*THE EXERCISE*
Can you give all the records again without altering a single character?

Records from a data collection
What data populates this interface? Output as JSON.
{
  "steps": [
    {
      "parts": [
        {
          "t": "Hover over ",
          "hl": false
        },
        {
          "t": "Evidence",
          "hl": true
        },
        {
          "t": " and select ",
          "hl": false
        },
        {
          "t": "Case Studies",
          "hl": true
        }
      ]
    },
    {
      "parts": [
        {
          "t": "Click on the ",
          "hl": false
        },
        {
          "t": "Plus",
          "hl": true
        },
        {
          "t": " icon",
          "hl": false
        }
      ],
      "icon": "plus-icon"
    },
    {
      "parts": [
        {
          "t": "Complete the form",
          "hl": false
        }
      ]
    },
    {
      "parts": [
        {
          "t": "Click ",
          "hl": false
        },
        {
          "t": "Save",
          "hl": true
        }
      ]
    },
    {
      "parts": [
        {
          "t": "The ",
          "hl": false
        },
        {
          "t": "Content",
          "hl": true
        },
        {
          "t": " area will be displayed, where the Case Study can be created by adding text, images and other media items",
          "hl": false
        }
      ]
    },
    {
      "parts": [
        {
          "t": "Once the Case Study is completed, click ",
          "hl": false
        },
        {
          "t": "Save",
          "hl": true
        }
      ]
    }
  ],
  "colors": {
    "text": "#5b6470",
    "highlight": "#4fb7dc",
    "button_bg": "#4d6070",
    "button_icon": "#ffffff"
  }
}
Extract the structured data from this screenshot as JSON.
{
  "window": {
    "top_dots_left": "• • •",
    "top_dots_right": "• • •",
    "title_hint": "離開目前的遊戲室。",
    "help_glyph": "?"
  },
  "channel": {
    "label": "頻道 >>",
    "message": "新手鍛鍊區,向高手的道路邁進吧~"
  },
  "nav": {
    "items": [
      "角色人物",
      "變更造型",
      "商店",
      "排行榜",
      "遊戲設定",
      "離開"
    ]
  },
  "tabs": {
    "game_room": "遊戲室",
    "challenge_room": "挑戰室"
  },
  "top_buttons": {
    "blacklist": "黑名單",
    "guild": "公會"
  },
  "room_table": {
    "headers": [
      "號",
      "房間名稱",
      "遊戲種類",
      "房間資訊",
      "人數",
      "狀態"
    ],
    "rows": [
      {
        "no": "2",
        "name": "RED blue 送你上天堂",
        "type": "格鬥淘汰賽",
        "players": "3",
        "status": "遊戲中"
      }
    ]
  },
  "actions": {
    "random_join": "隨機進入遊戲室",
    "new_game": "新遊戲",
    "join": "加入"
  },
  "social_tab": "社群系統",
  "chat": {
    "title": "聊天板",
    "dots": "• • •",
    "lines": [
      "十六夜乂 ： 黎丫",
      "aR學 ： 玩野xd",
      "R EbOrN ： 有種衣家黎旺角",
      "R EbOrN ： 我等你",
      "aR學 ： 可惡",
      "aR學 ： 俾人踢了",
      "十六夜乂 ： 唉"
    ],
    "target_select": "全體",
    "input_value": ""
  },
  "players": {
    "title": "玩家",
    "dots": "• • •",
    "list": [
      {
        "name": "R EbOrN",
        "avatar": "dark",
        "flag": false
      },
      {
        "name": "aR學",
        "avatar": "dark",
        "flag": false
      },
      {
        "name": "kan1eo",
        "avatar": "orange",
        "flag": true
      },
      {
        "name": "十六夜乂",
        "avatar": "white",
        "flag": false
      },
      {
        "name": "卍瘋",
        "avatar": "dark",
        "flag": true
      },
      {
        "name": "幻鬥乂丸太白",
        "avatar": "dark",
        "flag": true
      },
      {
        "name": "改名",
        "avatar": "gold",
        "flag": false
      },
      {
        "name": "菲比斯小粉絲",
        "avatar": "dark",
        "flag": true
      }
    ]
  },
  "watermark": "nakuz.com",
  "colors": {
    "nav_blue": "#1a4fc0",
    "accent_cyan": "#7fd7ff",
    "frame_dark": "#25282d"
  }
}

*WORKED ANSWER*
What data populates this interface? Output as JSON.
{
  "steps": [
    {
      "parts": [
        {
          "t": "Hover over ",
          "hl": false
        },
        {
          "t": "Evidence",
          "hl": true
        },
        {
          "t": " and select ",
          "hl": false
        },
        {
          "t": "Case Studies",
          "hl": true
        }
      ]
    },
    {
      "parts": [
        {
          "t": "Click on the ",
          "hl": false
        },
        {
          "t": "Plus",
          "hl": true
        },
        {
          "t": " icon",
          "hl": false
        }
      ],
      "icon": "plus-icon"
    },
    {
      "parts": [
        {
          "t": "Complete the form",
          "hl": false
        }
      ]
    },
    {
      "parts": [
        {
          "t": "Click ",
          "hl": false
        },
        {
          "t": "Save",
          "hl": true
        }
      ]
    },
    {
      "parts": [
        {
          "t": "The ",
          "hl": false
        },
        {
          "t": "Content",
          "hl": true
        },
        {
          "t": " area will be displayed, where the Case Study can be created by adding text, images and other media items",
          "hl": false
        }
      ]
    },
    {
      "parts": [
        {
          "t": "Once the Case Study is completed, click ",
          "hl": false
        },
        {
          "t": "Save",
          "hl": true
        }
      ]
    }
  ],
  "colors": {
    "text": "#5b6470",
    "highlight": "#4fb7dc",
    "button_bg": "#4d6070",
    "button_icon": "#ffffff"
  }
}
Extract the structured data from this screenshot as JSON.
{
  "window": {
    "top_dots_left": "• • •",
    "top_dots_right": "• • •",
    "title_hint": "離開目前的遊戲室。",
    "help_glyph": "?"
  },
  "channel": {
    "label": "頻道 >>",
    "message": "新手鍛鍊區,向高手的道路邁進吧~"
  },
  "nav": {
    "items": [
      "角色人物",
      "變更造型",
      "商店",
      "排行榜",
      "遊戲設定",
      "離開"
    ]
  },
  "tabs": {
    "game_room": "遊戲室",
    "challenge_room": "挑戰室"
  },
  "top_buttons": {
    "blacklist": "黑名單",
    "guild": "公會"
  },
  "room_table": {
    "headers": [
      "號",
      "房間名稱",
      "遊戲種類",
      "房間資訊",
      "人數",
      "狀態"
    ],
    "rows": [
      {
        "no": "2",
        "name": "RED blue 送你上天堂",
        "type": "格鬥淘汰賽",
        "players": "3",
        "status": "遊戲中"
      }
    ]
  },
  "actions": {
    "random_join": "隨機進入遊戲室",
    "new_game": "新遊戲",
    "join": "加入"
  },
  "social_tab": "社群系統",
  "chat": {
    "title": "聊天板",
    "dots": "• • •",
    "lines": [
      "十六夜乂 ： 黎丫",
      "aR學 ： 玩野xd",
      "R EbOrN ： 有種衣家黎旺角",
      "R EbOrN ： 我等你",
      "aR學 ： 可惡",
      "aR學 ： 俾人踢了",
      "十六夜乂 ： 唉"
    ],
    "target_select": "全體",
    "input_value": ""
  },
  "players": {
    "title": "玩家",
    "dots": "• • •",
    "list": [
      {
        "name": "R EbOrN",
        "avatar": "dark",
        "flag": false
      },
      {
        "name": "aR學",
        "avatar": "dark",
        "flag": false
      },
      {
        "name": "kan1eo",
        "avatar": "orange",
        "flag": true
      },
      {
        "name": "十六夜乂",
        "avatar": "white",
        "flag": false
      },
      {
        "name": "卍瘋",
        "avatar": "dark",
        "flag": true
      },
      {
        "name": "幻鬥乂丸太白",
        "avatar": "dark",
        "flag": true
      },
      {
        "name": "改名",
        "avatar": "gold",
        "flag": false
      },
      {
        "name": "菲比斯小粉絲",
        "avatar": "dark",
        "flag": true
      }
    ]
  },
  "watermark": "nakuz.com",
  "colors": {
    "nav_blue": "#1a4fc0",
    "accent_cyan": "#7fd7ff",
    "frame_dark": "#25282d"
  }
}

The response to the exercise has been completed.